# [Records for this exercise]

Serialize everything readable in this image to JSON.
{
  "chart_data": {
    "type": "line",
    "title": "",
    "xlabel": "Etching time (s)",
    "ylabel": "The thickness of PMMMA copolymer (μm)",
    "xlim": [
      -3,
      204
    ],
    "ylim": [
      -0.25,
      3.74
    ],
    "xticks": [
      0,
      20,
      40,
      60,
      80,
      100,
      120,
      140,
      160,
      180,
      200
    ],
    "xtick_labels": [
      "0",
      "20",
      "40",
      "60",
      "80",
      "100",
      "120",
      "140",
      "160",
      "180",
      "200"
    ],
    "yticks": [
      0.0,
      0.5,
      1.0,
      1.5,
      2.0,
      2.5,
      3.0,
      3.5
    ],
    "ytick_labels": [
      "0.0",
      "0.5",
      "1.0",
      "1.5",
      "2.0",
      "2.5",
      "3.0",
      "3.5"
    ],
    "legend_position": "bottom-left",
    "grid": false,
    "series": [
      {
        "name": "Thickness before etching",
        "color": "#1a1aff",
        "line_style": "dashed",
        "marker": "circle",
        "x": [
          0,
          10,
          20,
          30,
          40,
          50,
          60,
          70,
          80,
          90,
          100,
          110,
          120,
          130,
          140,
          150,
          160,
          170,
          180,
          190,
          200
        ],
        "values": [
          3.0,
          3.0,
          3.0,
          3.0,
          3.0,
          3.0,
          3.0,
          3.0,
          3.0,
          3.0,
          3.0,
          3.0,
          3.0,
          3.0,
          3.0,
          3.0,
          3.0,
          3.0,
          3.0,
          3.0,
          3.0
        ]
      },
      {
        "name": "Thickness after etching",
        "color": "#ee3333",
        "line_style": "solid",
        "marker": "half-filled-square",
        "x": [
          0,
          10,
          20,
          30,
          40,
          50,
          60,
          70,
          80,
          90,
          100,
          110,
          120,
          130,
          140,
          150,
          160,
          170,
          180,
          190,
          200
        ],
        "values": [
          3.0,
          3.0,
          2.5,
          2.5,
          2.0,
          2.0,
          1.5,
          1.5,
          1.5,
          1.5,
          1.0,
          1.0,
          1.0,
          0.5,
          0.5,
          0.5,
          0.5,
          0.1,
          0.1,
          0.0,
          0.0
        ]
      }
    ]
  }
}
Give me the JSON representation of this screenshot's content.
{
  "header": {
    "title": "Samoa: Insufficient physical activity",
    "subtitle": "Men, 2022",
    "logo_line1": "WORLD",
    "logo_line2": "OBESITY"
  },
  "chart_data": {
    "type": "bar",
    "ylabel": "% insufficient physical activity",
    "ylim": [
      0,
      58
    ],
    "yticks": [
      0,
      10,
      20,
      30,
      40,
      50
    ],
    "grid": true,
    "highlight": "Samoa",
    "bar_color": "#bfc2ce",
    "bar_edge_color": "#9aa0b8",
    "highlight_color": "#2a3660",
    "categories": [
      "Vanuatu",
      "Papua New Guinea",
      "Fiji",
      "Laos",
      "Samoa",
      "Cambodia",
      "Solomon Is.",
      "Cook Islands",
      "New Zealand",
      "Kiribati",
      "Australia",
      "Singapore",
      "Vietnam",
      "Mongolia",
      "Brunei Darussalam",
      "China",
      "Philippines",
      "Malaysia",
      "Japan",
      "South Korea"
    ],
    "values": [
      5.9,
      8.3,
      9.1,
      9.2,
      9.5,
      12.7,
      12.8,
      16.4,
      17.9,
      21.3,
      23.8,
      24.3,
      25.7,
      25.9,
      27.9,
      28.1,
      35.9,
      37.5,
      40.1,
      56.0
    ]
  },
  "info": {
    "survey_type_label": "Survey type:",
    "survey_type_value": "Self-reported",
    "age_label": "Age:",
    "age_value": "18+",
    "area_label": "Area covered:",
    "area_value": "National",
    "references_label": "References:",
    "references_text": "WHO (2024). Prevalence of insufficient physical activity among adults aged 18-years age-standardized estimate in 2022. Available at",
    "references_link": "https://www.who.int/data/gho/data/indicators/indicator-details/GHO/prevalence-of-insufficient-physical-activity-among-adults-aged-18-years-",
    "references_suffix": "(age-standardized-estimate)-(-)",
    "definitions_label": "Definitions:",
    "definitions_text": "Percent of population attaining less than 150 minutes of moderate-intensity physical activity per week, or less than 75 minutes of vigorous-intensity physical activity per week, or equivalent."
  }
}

# [Instructions to follow]
Reproduce the listing in full. Keep it exactly as written.

# [Final result]
Serialize everything readable in this image to JSON.
{
  "chart_data": {
    "type": "line",
    "title": "",
    "xlabel": "Etching time (s)",
    "ylabel": "The thickness of PMMMA copolymer (μm)",
    "xlim": [
      -3,
      204
    ],
    "ylim": [
      -0.25,
      3.74
    ],
    "xticks": [
      0,
      20,
      40,
      60,
      80,
      100,
      120,
      140,
      160,
      180,
      200
    ],
    "xtick_labels": [
      "0",
      "20",
      "40",
      "60",
      "80",
      "100",
      "120",
      "140",
      "160",
      "180",
      "200"
    ],
    "yticks": [
      0.0,
      0.5,
      1.0,
      1.5,
      2.0,
      2.5,
      3.0,
      3.5
    ],
    "ytick_labels": [
      "0.0",
      "0.5",
      "1.0",
      "1.5",
      "2.0",
      "2.5",
      "3.0",
      "3.5"
    ],
    "legend_position": "bottom-left",
    "grid": false,
    "series": [
      {
        "name": "Thickness before etching",
        "color": "#1a1aff",
        "line_style": "dashed",
        "marker": "circle",
        "x": [
          0,
          10,
          20,
          30,
          40,
          50,
          60,
          70,
          80,
          90,
          100,
          110,
          120,
          130,
          140,
          150,
          160,
          170,
          180,
          190,
          200
        ],
        "values": [
          3.0,
          3.0,
          3.0,
          3.0,
          3.0,
          3.0,
          3.0,
          3.0,
          3.0,
          3.0,
          3.0,
          3.0,
          3.0,
          3.0,
          3.0,
          3.0,
          3.0,
          3.0,
          3.0,
          3.0,
          3.0
        ]
      },
      {
        "name": "Thickness after etching",
        "color": "#ee3333",
        "line_style": "solid",
        "marker": "half-filled-square",
        "x": [
          0,
          10,
          20,
          30,
          40,
          50,
          60,
          70,
          80,
          90,
          100,
          110,
          120,
          130,
          140,
          150,
          160,
          170,
          180,
          190,
          200
        ],
        "values": [
          3.0,
          3.0,
          2.5,
          2.5,
          2.0,
          2.0,
          1.5,
          1.5,
          1.5,
          1.5,
          1.0,
          1.0,
          1.0,
          0.5,
          0.5,
          0.5,
          0.5,
          0.1,
          0.1,
          0.0,
          0.0
        ]
      }
    ]
  }
}
Give me the JSON representation of this screenshot's content.
{
  "header": {
    "title": "Samoa: Insufficient physical activity",
    "subtitle": "Men, 2022",
    "logo_line1": "WORLD",
    "logo_line2": "OBESITY"
  },
  "chart_data": {
    "type": "bar",
    "ylabel": "% insufficient physical activity",
    "ylim": [
      0,
      58
    ],
    "yticks": [
      0,
      10,
      20,
      30,
      40,
      50
    ],
    "grid": true,
    "highlight": "Samoa",
    "bar_color": "#bfc2ce",
    "bar_edge_color": "#9aa0b8",
    "highlight_color": "#2a3660",
    "categories": [
      "Vanuatu",
      "Papua New Guinea",
      "Fiji",
      "Laos",
      "Samoa",
      "Cambodia",
      "Solomon Is.",
      "Cook Islands",
      "New Zealand",
      "Kiribati",
      "Australia",
      "Singapore",
      "Vietnam",
      "Mongolia",
      "Brunei Darussalam",
      "China",
      "Philippines",
      "Malaysia",
      "Japan",
      "South Korea"
    ],
    "values": [
      5.9,
      8.3,
      9.1,
      9.2,
      9.5,
      12.7,
      12.8,
      16.4,
      17.9,
      21.3,
      23.8,
      24.3,
      25.7,
      25.9,
      27.9,
      28.1,
      35.9,
      37.5,
      40.1,
      56.0
    ]
  },
  "info": {
    "survey_type_label": "Survey type:",
    "survey_type_value": "Self-reported",
    "age_label": "Age:",
    "age_value": "18+",
    "area_label": "Area covered:",
    "area_value": "National",
    "references_label": "References:",
    "references_text": "WHO (2024). Prevalence of insufficient physical activity among adults aged 18-years age-standardized estimate in 2022. Available at",
    "references_link": "https://www.who.int/data/gho/data/indicators/indicator-details/GHO/prevalence-of-insufficient-physical-activity-among-adults-aged-18-years-",
    "references_suffix": "(age-standardized-estimate)-(-)",
    "definitions_label": "Definitions:",
    "definitions_text": "Percent of population attaining less than 150 minutes of moderate-intensity physical activity per week, or less than 75 minutes of vigorous-intensity physical activity per week, or equivalent."
  }
}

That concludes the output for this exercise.